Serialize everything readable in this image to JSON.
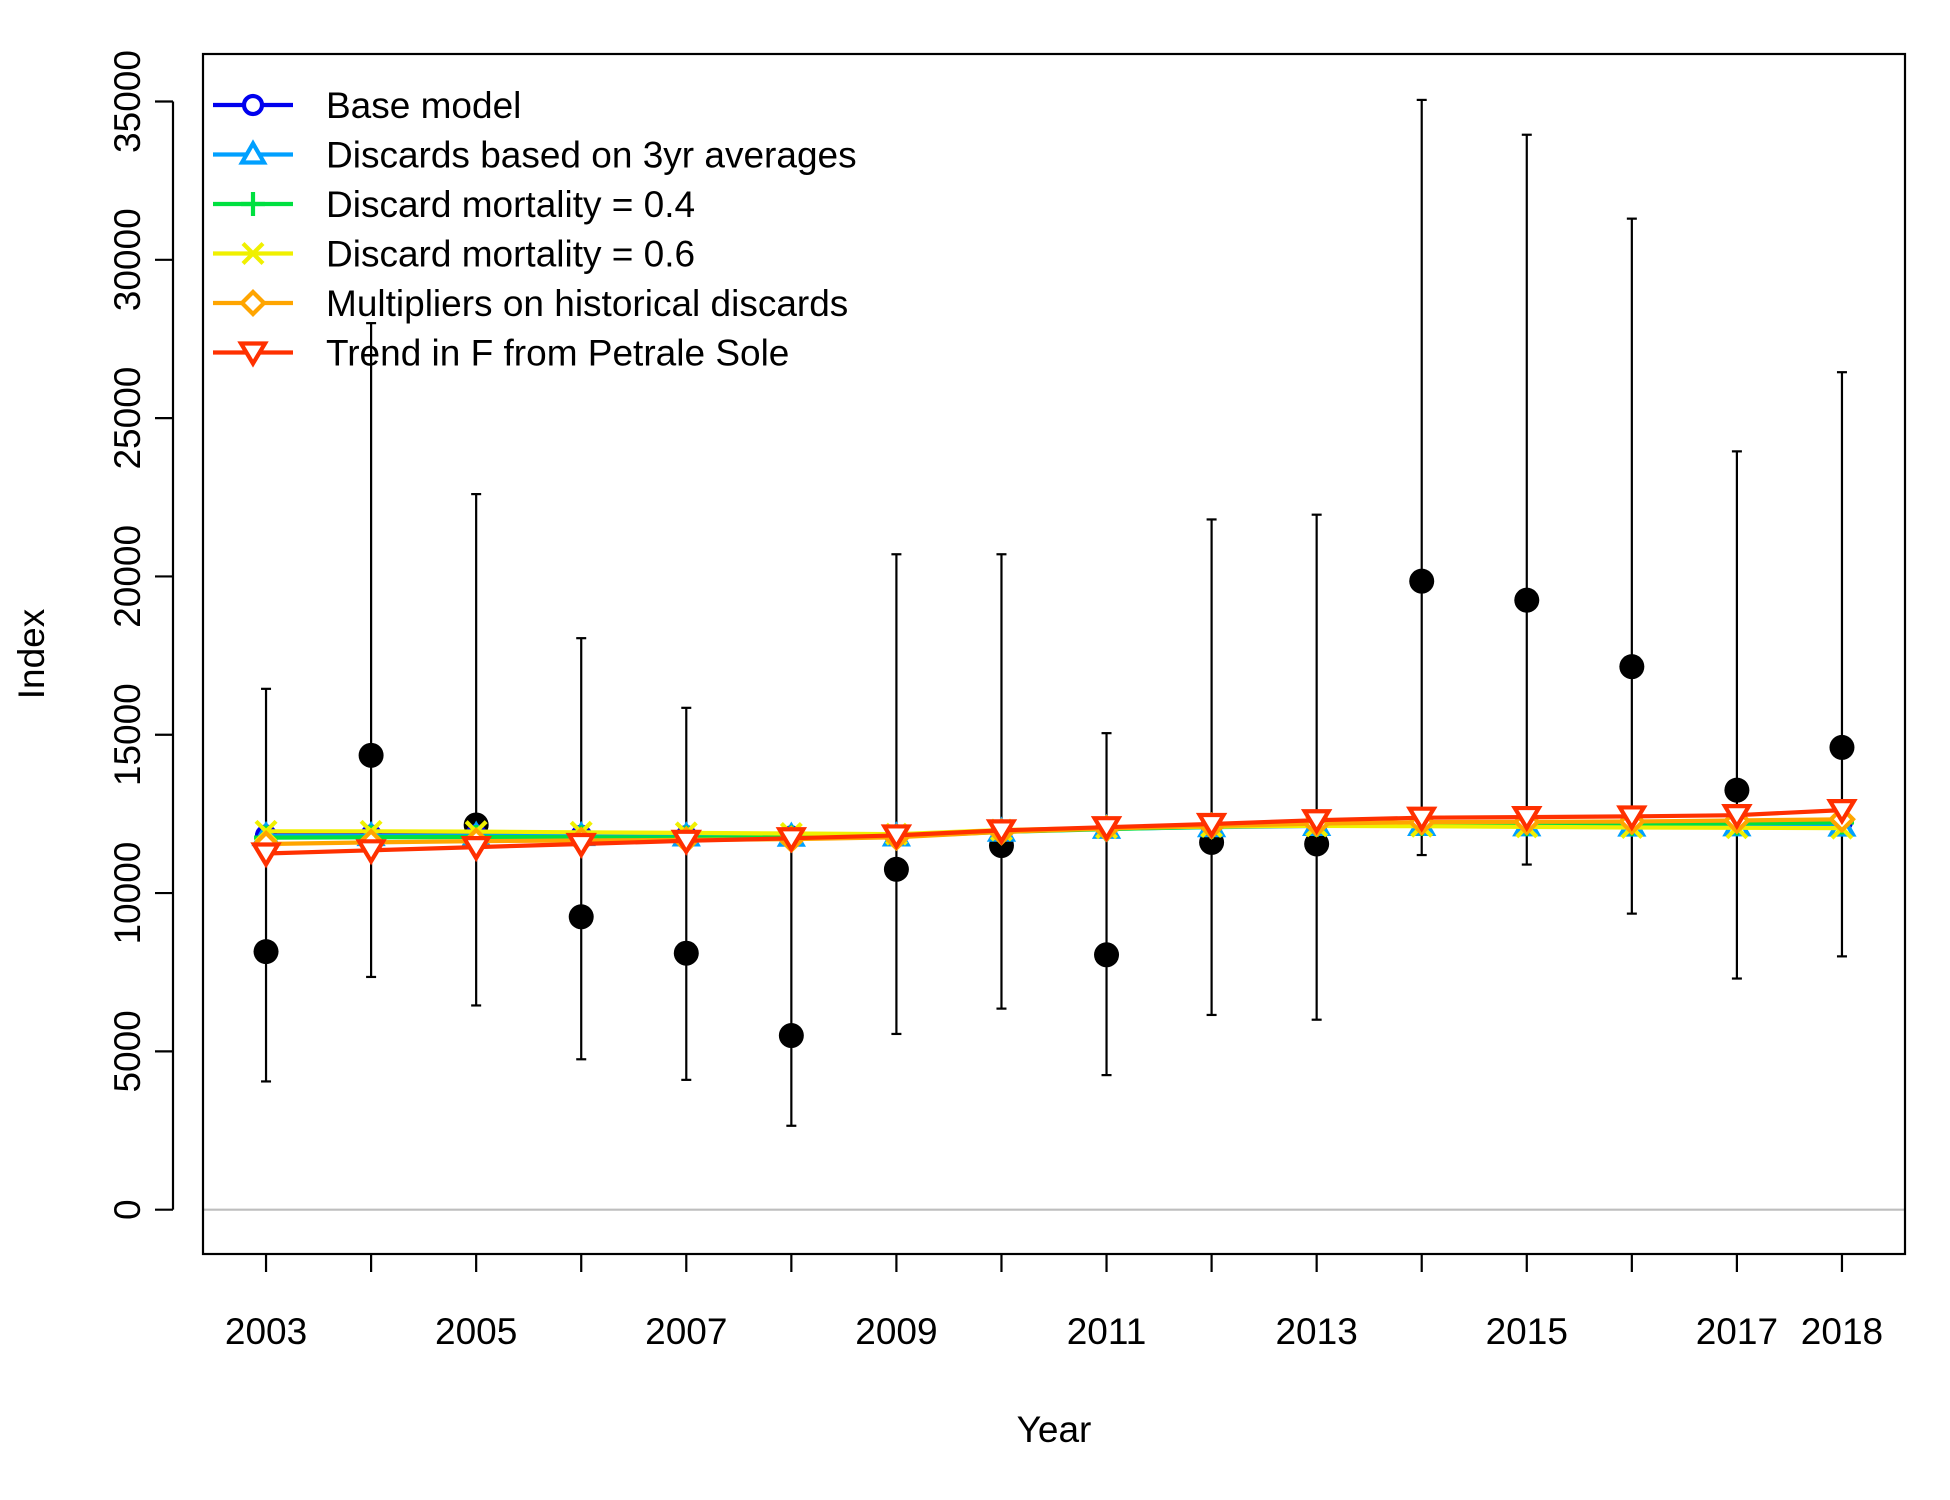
{
  "chart_data": {
    "type": "line",
    "xlabel": "Year",
    "ylabel": "Index",
    "xlim": [
      2002.4,
      2018.6
    ],
    "ylim": [
      -1400,
      36500
    ],
    "x_ticks": [
      2003,
      2004,
      2005,
      2006,
      2007,
      2008,
      2009,
      2010,
      2011,
      2012,
      2013,
      2014,
      2015,
      2016,
      2017,
      2018
    ],
    "x_tick_labels": [
      "2003",
      "2005",
      "2007",
      "2009",
      "2011",
      "2013",
      "2015",
      "2017",
      "2018"
    ],
    "y_ticks": [
      0,
      5000,
      10000,
      15000,
      20000,
      25000,
      30000,
      35000
    ],
    "y_tick_labels": [
      "0",
      "5000",
      "10000",
      "15000",
      "20000",
      "25000",
      "30000",
      "35000"
    ],
    "zero_line": true,
    "grid": false,
    "legend_position": "top-left",
    "observations": {
      "x": [
        2003,
        2004,
        2005,
        2006,
        2007,
        2008,
        2009,
        2010,
        2011,
        2012,
        2013,
        2014,
        2015,
        2016,
        2017,
        2018
      ],
      "y": [
        8150,
        14350,
        12150,
        9250,
        8100,
        5500,
        10750,
        11500,
        8050,
        11600,
        11550,
        19850,
        19250,
        17150,
        13250,
        14600
      ],
      "lower": [
        4050,
        7350,
        6450,
        4750,
        4100,
        2650,
        5550,
        6350,
        4250,
        6150,
        6000,
        11200,
        10900,
        9350,
        7300,
        8000
      ],
      "upper": [
        16450,
        28000,
        22600,
        18050,
        15850,
        11600,
        20700,
        20700,
        15050,
        21800,
        21950,
        35050,
        33950,
        31300,
        23950,
        26450
      ],
      "color": "#000000"
    },
    "series": [
      {
        "name": "Base model",
        "color": "#0000ee",
        "marker": "circle",
        "values": [
          11820,
          11820,
          11830,
          11810,
          11800,
          11790,
          11800,
          11950,
          12050,
          12120,
          12180,
          12200,
          12200,
          12200,
          12220,
          12250
        ]
      },
      {
        "name": "Discards based on 3yr averages",
        "color": "#00a0ff",
        "marker": "triangle-up",
        "values": [
          11800,
          11800,
          11810,
          11800,
          11790,
          11780,
          11790,
          11940,
          12030,
          12080,
          12120,
          12120,
          12110,
          12100,
          12110,
          12100
        ]
      },
      {
        "name": "Discard mortality = 0.4",
        "color": "#00e040",
        "marker": "plus",
        "values": [
          11750,
          11760,
          11770,
          11760,
          11750,
          11760,
          11780,
          11930,
          12020,
          12090,
          12150,
          12180,
          12180,
          12180,
          12200,
          12230
        ]
      },
      {
        "name": "Discard mortality = 0.6",
        "color": "#f0f000",
        "marker": "cross",
        "values": [
          11950,
          11950,
          11940,
          11920,
          11900,
          11880,
          11860,
          11990,
          12060,
          12100,
          12120,
          12110,
          12090,
          12070,
          12060,
          12050
        ]
      },
      {
        "name": "Multipliers on historical discards",
        "color": "#ffa500",
        "marker": "diamond",
        "values": [
          11550,
          11600,
          11640,
          11660,
          11680,
          11700,
          11760,
          11930,
          12040,
          12120,
          12190,
          12240,
          12250,
          12260,
          12290,
          12330
        ]
      },
      {
        "name": "Trend in F from Petrale Sole",
        "color": "#ff3000",
        "marker": "triangle-down",
        "values": [
          11250,
          11350,
          11450,
          11550,
          11650,
          11730,
          11820,
          11980,
          12080,
          12180,
          12300,
          12380,
          12400,
          12420,
          12460,
          12620
        ]
      }
    ]
  }
}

=-=-=

Problem to work on – Output every entry verbatim. Pictures do not belong in the copy.

The completed task –
Serialize everything readable in this image to JSON.
{
  "chart_data": {
    "type": "line",
    "xlabel": "Year",
    "ylabel": "Index",
    "xlim": [
      2002.4,
      2018.6
    ],
    "ylim": [
      -1400,
      36500
    ],
    "x_ticks": [
      2003,
      2004,
      2005,
      2006,
      2007,
      2008,
      2009,
      2010,
      2011,
      2012,
      2013,
      2014,
      2015,
      2016,
      2017,
      2018
    ],
    "x_tick_labels": [
      "2003",
      "2005",
      "2007",
      "2009",
      "2011",
      "2013",
      "2015",
      "2017",
      "2018"
    ],
    "y_ticks": [
      0,
      5000,
      10000,
      15000,
      20000,
      25000,
      30000,
      35000
    ],
    "y_tick_labels": [
      "0",
      "5000",
      "10000",
      "15000",
      "20000",
      "25000",
      "30000",
      "35000"
    ],
    "zero_line": true,
    "grid": false,
    "legend_position": "top-left",
    "observations": {
      "x": [
        2003,
        2004,
        2005,
        2006,
        2007,
        2008,
        2009,
        2010,
        2011,
        2012,
        2013,
        2014,
        2015,
        2016,
        2017,
        2018
      ],
      "y": [
        8150,
        14350,
        12150,
        9250,
        8100,
        5500,
        10750,
        11500,
        8050,
        11600,
        11550,
        19850,
        19250,
        17150,
        13250,
        14600
      ],
      "lower": [
        4050,
        7350,
        6450,
        4750,
        4100,
        2650,
        5550,
        6350,
        4250,
        6150,
        6000,
        11200,
        10900,
        9350,
        7300,
        8000
      ],
      "upper": [
        16450,
        28000,
        22600,
        18050,
        15850,
        11600,
        20700,
        20700,
        15050,
        21800,
        21950,
        35050,
        33950,
        31300,
        23950,
        26450
      ],
      "color": "#000000"
    },
    "series": [
      {
        "name": "Base model",
        "color": "#0000ee",
        "marker": "circle",
        "values": [
          11820,
          11820,
          11830,
          11810,
          11800,
          11790,
          11800,
          11950,
          12050,
          12120,
          12180,
          12200,
          12200,
          12200,
          12220,
          12250
        ]
      },
      {
        "name": "Discards based on 3yr averages",
        "color": "#00a0ff",
        "marker": "triangle-up",
        "values": [
          11800,
          11800,
          11810,
          11800,
          11790,
          11780,
          11790,
          11940,
          12030,
          12080,
          12120,
          12120,
          12110,
          12100,
          12110,
          12100
        ]
      },
      {
        "name": "Discard mortality = 0.4",
        "color": "#00e040",
        "marker": "plus",
        "values": [
          11750,
          11760,
          11770,
          11760,
          11750,
          11760,
          11780,
          11930,
          12020,
          12090,
          12150,
          12180,
          12180,
          12180,
          12200,
          12230
        ]
      },
      {
        "name": "Discard mortality = 0.6",
        "color": "#f0f000",
        "marker": "cross",
        "values": [
          11950,
          11950,
          11940,
          11920,
          11900,
          11880,
          11860,
          11990,
          12060,
          12100,
          12120,
          12110,
          12090,
          12070,
          12060,
          12050
        ]
      },
      {
        "name": "Multipliers on historical discards",
        "color": "#ffa500",
        "marker": "diamond",
        "values": [
          11550,
          11600,
          11640,
          11660,
          11680,
          11700,
          11760,
          11930,
          12040,
          12120,
          12190,
          12240,
          12250,
          12260,
          12290,
          12330
        ]
      },
      {
        "name": "Trend in F from Petrale Sole",
        "color": "#ff3000",
        "marker": "triangle-down",
        "values": [
          11250,
          11350,
          11450,
          11550,
          11650,
          11730,
          11820,
          11980,
          12080,
          12180,
          12300,
          12380,
          12400,
          12420,
          12460,
          12620
        ]
      }
    ]
  }
}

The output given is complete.